* [WORK TO BE COMPLETED]: Keep only the lines where "population" appears.

(Records from a collection of figures)
○ ○ ○ ○ ○

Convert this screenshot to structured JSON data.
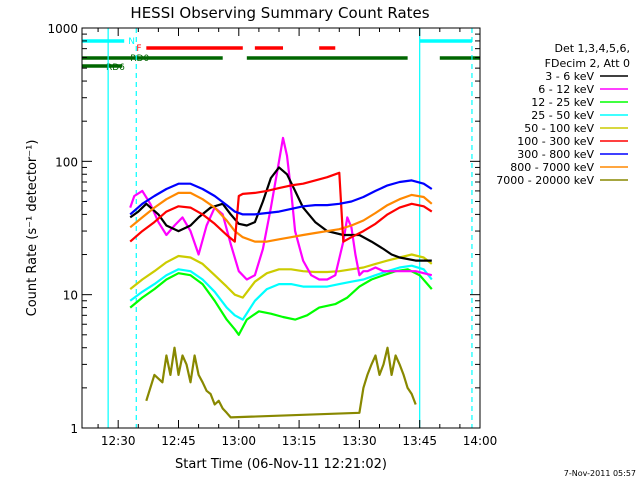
{
  "chart_data": {
    "type": "line",
    "title": "HESSI Observing Summary Count Rates",
    "xlabel": "Start Time (06-Nov-11 12:21:02)",
    "ylabel": "Count Rate (s⁻¹ detector⁻¹)",
    "x_unit": "minutes after 12:00 UT",
    "xlim": [
      21,
      120
    ],
    "ylim": [
      1,
      1000
    ],
    "y_scale": "log",
    "x_ticks": [
      {
        "value": 30,
        "label": "12:30"
      },
      {
        "value": 45,
        "label": "12:45"
      },
      {
        "value": 60,
        "label": "13:00"
      },
      {
        "value": 75,
        "label": "13:15"
      },
      {
        "value": 90,
        "label": "13:30"
      },
      {
        "value": 105,
        "label": "13:45"
      },
      {
        "value": 120,
        "label": "14:00"
      }
    ],
    "y_ticks": [
      {
        "value": 1,
        "label": "1"
      },
      {
        "value": 10,
        "label": "10"
      },
      {
        "value": 100,
        "label": "100"
      },
      {
        "value": 1000,
        "label": "1000"
      }
    ],
    "legend_position": "right",
    "legend_header": [
      "Det 1,3,4,5,6,",
      "FDecim 2, Att 0"
    ],
    "series": [
      {
        "name": "3 - 6 keV",
        "color": "#000000",
        "x": [
          33,
          35,
          37,
          40,
          42,
          45,
          48,
          50,
          53,
          56,
          58,
          60,
          62,
          64,
          66,
          68,
          70,
          72,
          74,
          76,
          79,
          82,
          86,
          90,
          93,
          96,
          98,
          100,
          104,
          108
        ],
        "y": [
          38,
          42,
          48,
          40,
          33,
          30,
          33,
          38,
          45,
          48,
          40,
          34,
          33,
          35,
          50,
          75,
          90,
          80,
          60,
          45,
          35,
          30,
          28,
          28,
          25,
          22,
          20,
          19,
          18,
          18
        ]
      },
      {
        "name": "6 - 12 keV",
        "color": "#ff00ff",
        "x": [
          33,
          34,
          36,
          38,
          40,
          42,
          44,
          46,
          48,
          50,
          52,
          54,
          56,
          58,
          60,
          62,
          64,
          66,
          68,
          70,
          71,
          72,
          73,
          74,
          76,
          78,
          80,
          82,
          84,
          86,
          87,
          88,
          89,
          90,
          91,
          92,
          94,
          96,
          100,
          104,
          108
        ],
        "y": [
          45,
          55,
          60,
          48,
          35,
          28,
          33,
          38,
          30,
          20,
          33,
          45,
          40,
          24,
          15,
          13,
          14,
          22,
          45,
          100,
          150,
          110,
          60,
          30,
          18,
          14,
          13,
          13,
          14,
          25,
          38,
          32,
          20,
          14,
          15,
          15,
          16,
          15,
          15,
          15,
          14
        ]
      },
      {
        "name": "12 - 25 keV",
        "color": "#00ff00",
        "x": [
          33,
          36,
          39,
          42,
          45,
          48,
          51,
          54,
          57,
          59,
          60,
          62,
          65,
          68,
          71,
          74,
          77,
          80,
          84,
          87,
          90,
          93,
          96,
          99,
          102,
          105,
          108
        ],
        "y": [
          8,
          9.5,
          11,
          13,
          14.5,
          14,
          12,
          9,
          6.5,
          5.5,
          5,
          6.5,
          7.5,
          7.2,
          6.8,
          6.5,
          7,
          8,
          8.5,
          9.5,
          11.5,
          13,
          14,
          15,
          15.5,
          14,
          11
        ]
      },
      {
        "name": "25 - 50 keV",
        "color": "#00ffff",
        "x": [
          33,
          36,
          39,
          42,
          45,
          48,
          51,
          54,
          57,
          59,
          61,
          64,
          67,
          70,
          73,
          76,
          79,
          82,
          85,
          88,
          91,
          94,
          97,
          100,
          103,
          106,
          108
        ],
        "y": [
          9,
          10.5,
          12,
          14,
          15.5,
          15,
          13,
          10.5,
          8,
          7,
          6.5,
          9,
          11,
          12,
          12,
          11.5,
          11.5,
          11.5,
          12,
          12.5,
          13,
          14,
          15,
          16,
          16.5,
          15.5,
          13
        ]
      },
      {
        "name": "50 - 100 keV",
        "color": "#cccc00",
        "x": [
          33,
          36,
          39,
          42,
          45,
          48,
          51,
          54,
          57,
          59,
          61,
          64,
          67,
          70,
          73,
          76,
          79,
          82,
          85,
          88,
          91,
          94,
          97,
          100,
          103,
          106,
          108
        ],
        "y": [
          11,
          13,
          15,
          17.5,
          19.5,
          19,
          17,
          14,
          11.5,
          10,
          9.5,
          12.5,
          14.5,
          15.5,
          15.5,
          15,
          14.8,
          14.8,
          15,
          15.5,
          16,
          17,
          18,
          19,
          20,
          19,
          17
        ]
      },
      {
        "name": "100 - 300 keV",
        "color": "#ff0000",
        "x": [
          33,
          36,
          39,
          42,
          45,
          48,
          51,
          54,
          57,
          59,
          60,
          61,
          64,
          67,
          70,
          73,
          76,
          79,
          82,
          85,
          86,
          88,
          91,
          94,
          97,
          100,
          103,
          106,
          108
        ],
        "y": [
          25,
          30,
          35,
          42,
          46,
          45,
          40,
          34,
          28,
          25,
          55,
          57,
          58,
          60,
          63,
          66,
          68,
          72,
          76,
          82,
          25,
          27,
          30,
          34,
          40,
          45,
          48,
          46,
          42
        ]
      },
      {
        "name": "300 - 800 keV",
        "color": "#0000ff",
        "x": [
          33,
          36,
          39,
          42,
          45,
          48,
          51,
          54,
          57,
          59,
          61,
          64,
          67,
          70,
          73,
          76,
          79,
          82,
          85,
          88,
          91,
          94,
          97,
          100,
          103,
          106,
          108
        ],
        "y": [
          40,
          48,
          55,
          62,
          68,
          68,
          62,
          55,
          47,
          42,
          40,
          40,
          41,
          42,
          44,
          46,
          47,
          47,
          48,
          50,
          54,
          60,
          66,
          70,
          72,
          68,
          62
        ]
      },
      {
        "name": "800 - 7000 keV",
        "color": "#ff8800",
        "x": [
          33,
          36,
          39,
          42,
          45,
          48,
          51,
          54,
          57,
          59,
          61,
          64,
          67,
          70,
          73,
          76,
          79,
          82,
          85,
          88,
          91,
          94,
          97,
          100,
          103,
          106,
          108
        ],
        "y": [
          32,
          38,
          45,
          52,
          58,
          58,
          52,
          45,
          36,
          30,
          27,
          25,
          25,
          26,
          27,
          28,
          29,
          30,
          31,
          33,
          36,
          41,
          47,
          52,
          56,
          54,
          48
        ]
      },
      {
        "name": "7000 - 20000 keV",
        "color": "#888800",
        "x": [
          37,
          39,
          41,
          42,
          43,
          44,
          45,
          46,
          47,
          48,
          49,
          50,
          51,
          52,
          53,
          54,
          55,
          56,
          57,
          58,
          90,
          91,
          92,
          93,
          94,
          95,
          96,
          97,
          98,
          99,
          100,
          101,
          102,
          103,
          104
        ],
        "y": [
          1.6,
          2.5,
          2.2,
          3.5,
          2.5,
          4,
          2.5,
          3.5,
          3,
          2.2,
          3.5,
          2.5,
          2.2,
          1.9,
          1.8,
          1.5,
          1.6,
          1.4,
          1.3,
          1.2,
          1.3,
          2,
          2.5,
          3,
          3.5,
          2.5,
          3,
          4,
          2.5,
          3.5,
          3,
          2.5,
          2,
          1.8,
          1.5
        ]
      }
    ],
    "flags": [
      {
        "name": "N",
        "color": "#00ffff",
        "segments": [
          [
            21,
            31.5
          ],
          [
            105,
            118
          ]
        ]
      },
      {
        "name": "F",
        "color": "#ff0000",
        "segments": [
          [
            37,
            61
          ],
          [
            64,
            71
          ],
          [
            80,
            84
          ]
        ]
      },
      {
        "name": "RD0",
        "color": "#006600",
        "segments": [
          [
            21,
            56
          ],
          [
            62,
            102
          ],
          [
            110,
            120
          ]
        ]
      },
      {
        "name": "RD6",
        "color": "#006600",
        "segments": [
          [
            21,
            31
          ]
        ]
      }
    ],
    "vertical_markers": [
      {
        "x": 27.5,
        "style": "solid",
        "color": "#00ffff"
      },
      {
        "x": 34.5,
        "style": "dashed",
        "color": "#00ffff"
      },
      {
        "x": 105,
        "style": "solid",
        "color": "#00ffff"
      },
      {
        "x": 118,
        "style": "dashed",
        "color": "#00ffff"
      }
    ]
  },
  "footer": {
    "timestamp": "7-Nov-2011 05:57"
  }
}
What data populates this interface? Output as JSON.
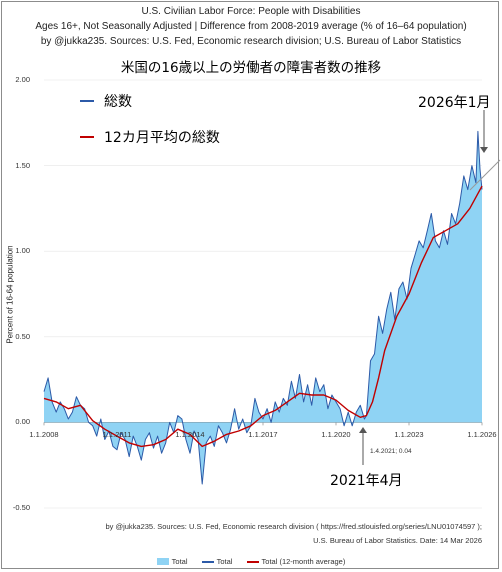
{
  "header": {
    "line1": "U.S. Civilian Labor Force:  People with Disabilities",
    "line2": "Ages 16+, Not Seasonally Adjusted | Difference from 2008-2019 average (% of 16–64 population)",
    "line3": "by @jukka235. Sources: U.S. Fed, Economic research division; U.S. Bureau of Labor Statistics",
    "jp_title": "米国の16歳以上の労働者の障害者数の推移"
  },
  "legend_jp": {
    "total": "総数",
    "avg": "12カ月平均の総数"
  },
  "annotations": {
    "latest": "2026年1月",
    "low": "2021年4月",
    "low_point": "1.4.2021; 0.04"
  },
  "source": {
    "line1": "by @jukka235. Sources: U.S. Fed, Economic research division ( https://fred.stlouisfed.org/series/LNU01074597 );",
    "line2": "U.S. Bureau of Labor Statistics. Date: 14 Mar 2026"
  },
  "legend_bottom": {
    "area": "Total",
    "line": "Total",
    "avg": "Total (12-month average)"
  },
  "colors": {
    "area": "#8fd3f4",
    "line": "#2c5aa8",
    "avg": "#c00000"
  },
  "chart_data": {
    "type": "area",
    "title": "U.S. Civilian Labor Force:  People with Disabilities",
    "ylabel": "Percent of 16-64 population",
    "ylim": [
      -0.5,
      2.0
    ],
    "yticks": [
      "-0.50",
      "0.00",
      "0.50",
      "1.00",
      "1.50",
      "2.00"
    ],
    "xticks": [
      "1.1.2008",
      "1.1.2011",
      "1.1.2014",
      "1.1.2017",
      "1.1.2020",
      "1.1.2023",
      "1.1.2026"
    ],
    "x_start": "2008-01",
    "x_end": "2026-01",
    "series": [
      {
        "name": "Total",
        "kind": "area+line",
        "anchors": [
          [
            "2008-01",
            0.18
          ],
          [
            "2008-03",
            0.26
          ],
          [
            "2008-05",
            0.12
          ],
          [
            "2008-07",
            0.06
          ],
          [
            "2008-09",
            0.12
          ],
          [
            "2008-11",
            0.08
          ],
          [
            "2009-01",
            0.02
          ],
          [
            "2009-03",
            0.06
          ],
          [
            "2009-05",
            0.15
          ],
          [
            "2009-07",
            0.1
          ],
          [
            "2009-09",
            0.08
          ],
          [
            "2009-11",
            0.0
          ],
          [
            "2010-01",
            -0.02
          ],
          [
            "2010-03",
            -0.08
          ],
          [
            "2010-05",
            0.02
          ],
          [
            "2010-07",
            -0.1
          ],
          [
            "2010-09",
            -0.05
          ],
          [
            "2010-11",
            -0.14
          ],
          [
            "2011-01",
            -0.16
          ],
          [
            "2011-03",
            -0.06
          ],
          [
            "2011-05",
            -0.1
          ],
          [
            "2011-07",
            -0.2
          ],
          [
            "2011-09",
            -0.08
          ],
          [
            "2011-11",
            -0.14
          ],
          [
            "2012-01",
            -0.22
          ],
          [
            "2012-03",
            -0.1
          ],
          [
            "2012-05",
            -0.06
          ],
          [
            "2012-07",
            -0.15
          ],
          [
            "2012-09",
            -0.08
          ],
          [
            "2012-11",
            -0.18
          ],
          [
            "2013-01",
            -0.12
          ],
          [
            "2013-03",
            0.0
          ],
          [
            "2013-05",
            -0.06
          ],
          [
            "2013-07",
            0.04
          ],
          [
            "2013-09",
            0.02
          ],
          [
            "2013-11",
            -0.1
          ],
          [
            "2014-01",
            -0.18
          ],
          [
            "2014-03",
            -0.05
          ],
          [
            "2014-05",
            -0.1
          ],
          [
            "2014-07",
            -0.36
          ],
          [
            "2014-09",
            -0.12
          ],
          [
            "2014-11",
            -0.08
          ],
          [
            "2015-01",
            -0.14
          ],
          [
            "2015-03",
            -0.02
          ],
          [
            "2015-05",
            -0.06
          ],
          [
            "2015-07",
            -0.12
          ],
          [
            "2015-09",
            -0.04
          ],
          [
            "2015-11",
            0.08
          ],
          [
            "2016-01",
            -0.04
          ],
          [
            "2016-03",
            0.02
          ],
          [
            "2016-05",
            -0.06
          ],
          [
            "2016-07",
            -0.02
          ],
          [
            "2016-09",
            0.14
          ],
          [
            "2016-11",
            0.06
          ],
          [
            "2017-01",
            0.02
          ],
          [
            "2017-03",
            0.08
          ],
          [
            "2017-05",
            0.0
          ],
          [
            "2017-07",
            0.12
          ],
          [
            "2017-09",
            0.06
          ],
          [
            "2017-11",
            0.14
          ],
          [
            "2018-01",
            0.1
          ],
          [
            "2018-03",
            0.24
          ],
          [
            "2018-05",
            0.14
          ],
          [
            "2018-07",
            0.28
          ],
          [
            "2018-09",
            0.12
          ],
          [
            "2018-11",
            0.22
          ],
          [
            "2019-01",
            0.1
          ],
          [
            "2019-03",
            0.26
          ],
          [
            "2019-05",
            0.18
          ],
          [
            "2019-07",
            0.22
          ],
          [
            "2019-09",
            0.08
          ],
          [
            "2019-11",
            0.16
          ],
          [
            "2020-01",
            0.12
          ],
          [
            "2020-03",
            0.08
          ],
          [
            "2020-05",
            -0.02
          ],
          [
            "2020-07",
            0.06
          ],
          [
            "2020-09",
            -0.02
          ],
          [
            "2020-11",
            0.06
          ],
          [
            "2021-01",
            0.1
          ],
          [
            "2021-03",
            0.02
          ],
          [
            "2021-04",
            0.04
          ],
          [
            "2021-06",
            0.36
          ],
          [
            "2021-08",
            0.4
          ],
          [
            "2021-10",
            0.62
          ],
          [
            "2021-12",
            0.52
          ],
          [
            "2022-02",
            0.66
          ],
          [
            "2022-04",
            0.76
          ],
          [
            "2022-06",
            0.6
          ],
          [
            "2022-08",
            0.78
          ],
          [
            "2022-10",
            0.82
          ],
          [
            "2022-12",
            0.72
          ],
          [
            "2023-02",
            0.9
          ],
          [
            "2023-04",
            0.98
          ],
          [
            "2023-06",
            1.06
          ],
          [
            "2023-08",
            1.02
          ],
          [
            "2023-10",
            1.12
          ],
          [
            "2023-12",
            1.22
          ],
          [
            "2024-02",
            1.06
          ],
          [
            "2024-04",
            1.02
          ],
          [
            "2024-06",
            1.12
          ],
          [
            "2024-08",
            1.04
          ],
          [
            "2024-10",
            1.22
          ],
          [
            "2024-12",
            1.16
          ],
          [
            "2025-02",
            1.28
          ],
          [
            "2025-04",
            1.44
          ],
          [
            "2025-06",
            1.36
          ],
          [
            "2025-08",
            1.5
          ],
          [
            "2025-10",
            1.4
          ],
          [
            "2025-11",
            1.7
          ],
          [
            "2025-12",
            1.48
          ],
          [
            "2026-01",
            1.36
          ]
        ]
      },
      {
        "name": "Total (12-month average)",
        "kind": "line",
        "anchors": [
          [
            "2008-01",
            0.14
          ],
          [
            "2008-07",
            0.12
          ],
          [
            "2009-01",
            0.08
          ],
          [
            "2009-07",
            0.1
          ],
          [
            "2010-01",
            0.01
          ],
          [
            "2010-07",
            -0.04
          ],
          [
            "2011-01",
            -0.08
          ],
          [
            "2011-07",
            -0.12
          ],
          [
            "2012-01",
            -0.14
          ],
          [
            "2012-07",
            -0.13
          ],
          [
            "2013-01",
            -0.1
          ],
          [
            "2013-07",
            -0.04
          ],
          [
            "2014-01",
            -0.07
          ],
          [
            "2014-07",
            -0.14
          ],
          [
            "2015-01",
            -0.11
          ],
          [
            "2015-07",
            -0.07
          ],
          [
            "2016-01",
            -0.05
          ],
          [
            "2016-07",
            -0.02
          ],
          [
            "2017-01",
            0.04
          ],
          [
            "2017-07",
            0.07
          ],
          [
            "2018-01",
            0.12
          ],
          [
            "2018-07",
            0.17
          ],
          [
            "2019-01",
            0.16
          ],
          [
            "2019-07",
            0.16
          ],
          [
            "2020-01",
            0.13
          ],
          [
            "2020-07",
            0.07
          ],
          [
            "2021-01",
            0.03
          ],
          [
            "2021-04",
            0.04
          ],
          [
            "2021-07",
            0.12
          ],
          [
            "2021-10",
            0.26
          ],
          [
            "2022-01",
            0.42
          ],
          [
            "2022-07",
            0.62
          ],
          [
            "2023-01",
            0.75
          ],
          [
            "2023-07",
            0.93
          ],
          [
            "2024-01",
            1.08
          ],
          [
            "2024-07",
            1.12
          ],
          [
            "2025-01",
            1.16
          ],
          [
            "2025-07",
            1.25
          ],
          [
            "2026-01",
            1.38
          ]
        ]
      }
    ]
  }
}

○ ○ ○ ○ ○

* [RESULT OF THIS EXERCISE]:
    "line2": "Ages 16+, Not Seasonally Adjusted | Difference from 2008-2019 average (% of 16–64 population)",
    "ylabel": "Percent of 16-64 population",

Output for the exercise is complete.